§ SUPPLIED TEXT
____
Multicanonical with known weights

If the target distribution is known, we can initialise the weights to the exact log-PDF and add linear tails to prevent the chain running away at the boundaries.

sys_known = SumGaussianRVs(MersenneTwister(42), N; μ=μ, σ=σ)
alg_known = Multicanonical(MersenneTwister(42), bins_sum)
lw        = logweight(alg_known)
cs        = get_centers(lw)

set!(lw, (first(cs), last(cs)), x -> -logpdf(pdf_sum, x))

x_left  = -3*std_sum
x_right = +3*std_sum
set!(lw, (first(cs), x_left),  x -> lw(x_left)  + (x - x_left)  * 2.0)
set!(lw, (x_right,  last(cs)), x -> lw(x_right) - (x - x_right) * 2.0)

plot(cs, get_values(lw); lw=2, label="Initialised logweight",
     xlabel="S_N", ylabel="log w(S_N)",
     title="Logweight vs exact log-PDF", size=(600, 250), margin=5Plots.mm)
plot!(cs, -logpdf_sum; lw=2, color=:black, ls=:dash, label="Exact −log PDF")

for _ in 1:n_therm;      update!(sys_known, alg_known; δ=0.1); end
reset!(alg_known)
for _ in 1:n_muca_known; update!(sys_known, alg_known; δ=0.1); end
println("MUCA (known): acceptance = ", round(acceptance_rate(alg_known); digits=3))

hist_known = alg_known.ensemble.histogram.values
dist_known = hist_known / sum(hist_known) / step(bins_sum)
plot(centers_sum, dist_known; lw=2, label="MUCA (known weights)",
     xlabel="S_N", ylabel="Density",
     title="MUCA with exact initialisation", size=(600, 250), margin=5Plots.mm)
____
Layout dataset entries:
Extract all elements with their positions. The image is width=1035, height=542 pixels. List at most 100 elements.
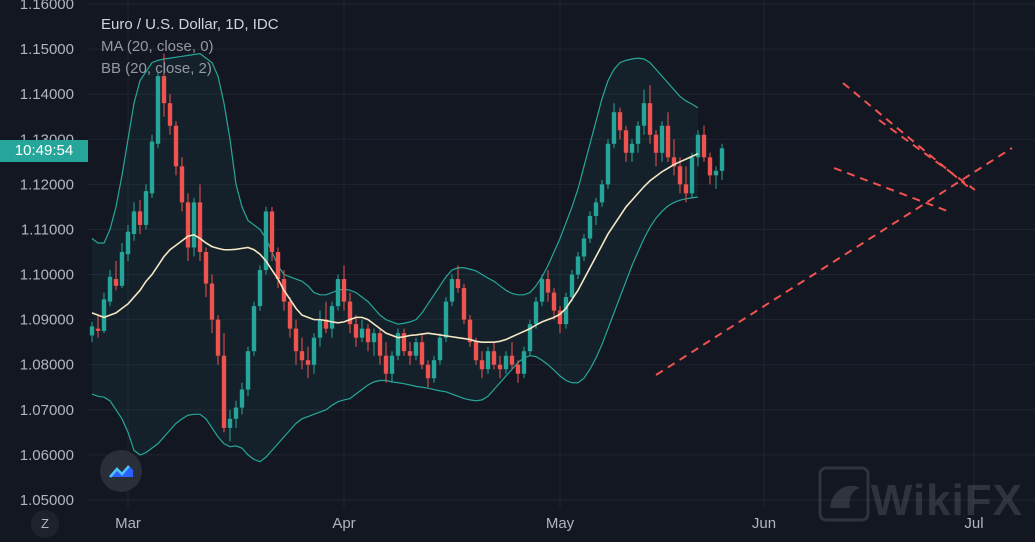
candle-body [263,211,269,271]
candle-body [155,76,161,144]
candle-body [503,355,509,370]
candle-body [257,270,263,307]
x-tick-label: Jul [964,515,983,532]
candle-body [251,306,257,352]
candle-body [377,333,383,356]
candle-body [137,211,143,225]
candle-body [605,143,611,185]
candle-body [329,306,335,329]
candle-body [677,166,683,185]
candle-body [563,297,569,325]
candle-body [113,279,119,286]
candle-body [449,279,455,302]
candle-body [719,148,725,171]
candle-body [647,103,653,135]
candle-body [395,333,401,356]
cloud-chart-icon [109,465,133,478]
candle-body [701,134,707,158]
y-tick-label: 1.11000 [21,221,74,238]
candle-body [473,342,479,361]
candle-body [509,355,515,365]
candle-body [497,364,503,370]
candle-body [239,389,245,408]
y-tick-label: 1.15000 [20,41,74,58]
watermark-text: WikiFX [870,476,1023,525]
candle-body [383,355,389,374]
x-tick-label: Mar [115,515,141,532]
ma-indicator-label[interactable]: MA (20, close, 0) [101,38,214,55]
candle-body [641,103,647,126]
candle-body [161,76,167,104]
candle-body [437,337,443,361]
wikifx-logo-icon [818,466,870,522]
candle-body [305,360,311,365]
candle-body [269,211,275,252]
candle-body [107,276,113,302]
candle-body [143,191,149,225]
upper-band-line [91,52,699,325]
candle-body [665,125,671,158]
candle-body [371,333,377,343]
candle-body [629,143,635,153]
candle-body [119,252,125,286]
candle-body [401,333,407,352]
candle-body [593,202,599,216]
candle-body [185,202,191,248]
candle-body [635,125,641,144]
candle-body [425,364,431,379]
candle-body [455,279,461,289]
candle-body [131,211,137,234]
candle-body [515,364,521,374]
candle-body [341,279,347,302]
zoom-button[interactable]: Z [31,510,59,538]
candle-body [479,360,485,370]
candle-body [659,125,665,153]
candle-body [707,157,713,176]
candle-body [539,279,545,302]
candle-body [287,301,293,329]
x-tick-label: May [546,515,575,532]
candle-body [623,130,629,153]
tradingview-logo-button[interactable] [100,450,142,492]
candle-body [89,326,95,336]
trendlines [655,82,1013,376]
candle-body [245,351,251,390]
candle-body [551,292,557,311]
candle-body [389,355,395,374]
candle-body [695,134,701,158]
candle-body [323,319,329,329]
candle-body [101,299,107,331]
candle-body [491,351,497,365]
candle-body [683,184,689,194]
candle-body [299,351,305,361]
symbol-title[interactable]: Euro / U.S. Dollar, 1D, IDC [101,16,279,33]
band-fill [92,53,698,462]
candlesticks [89,53,725,442]
candle-body [467,319,473,343]
chart-legend: Euro / U.S. Dollar, 1D, IDC MA (20, clos… [101,14,279,80]
candle-body [353,324,359,338]
y-tick-label: 1.07000 [20,402,74,419]
bb-indicator-label[interactable]: BB (20, close, 2) [101,60,212,77]
candle-body [317,319,323,338]
candle-body [419,342,425,365]
ma-line [91,152,699,343]
x-tick-label: Apr [332,515,355,532]
candle-body [167,103,173,126]
candle-body [527,324,533,352]
candle-body [179,166,185,203]
candle-body [599,184,605,203]
candle-body [485,351,491,370]
candle-body [611,112,617,144]
candle-body [569,274,575,298]
time-axis[interactable]: Mar Apr May Jun Jul [0,508,1035,542]
candle-body [365,328,371,343]
candle-body [359,328,365,338]
countdown-badge: 10:49:54 [0,140,88,162]
y-tick-label: 1.12000 [20,176,74,193]
y-tick-label: 1.14000 [20,86,74,103]
candle-body [653,134,659,153]
price-axis[interactable]: 1.05000 1.06000 1.07000 1.08000 1.09000 1.100… [20,0,74,509]
y-tick-label: 1.06000 [20,447,74,464]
____
§ CHALLENGES
a: List every string passed as a label= argument in the multicanonical code.
b: Answer these from the multicanonical code:
(i) What seed is given to MersenneTwister?
(ii) What value of δ is passed to update!?
(iii) To how many digits is the acceptance rate rounded?
c: Write down the part of the multicanonical code starting at "Multicanonical with known" and ending at "alg_known = Multicanonical(MersenneTwister(42), bins_sum)".
Rely solely on the multicanonical code when responding.

§ TASK ANSWERS
a:
"Initialised logweight"
"Exact −log PDF"
"MUCA (known weights)"

b:
(i) 42
(ii) 0.1
(iii) 3

c:
Multicanonical with known weights

If the target distribution is known, we can initialise the weights to the exact log-PDF and add linear tails to prevent the chain running away at the boundaries.

sys_known = SumGaussianRVs(MersenneTwister(42), N; μ=μ, σ=σ)
alg_known = Multicanonical(MersenneTwister(42), bins_sum)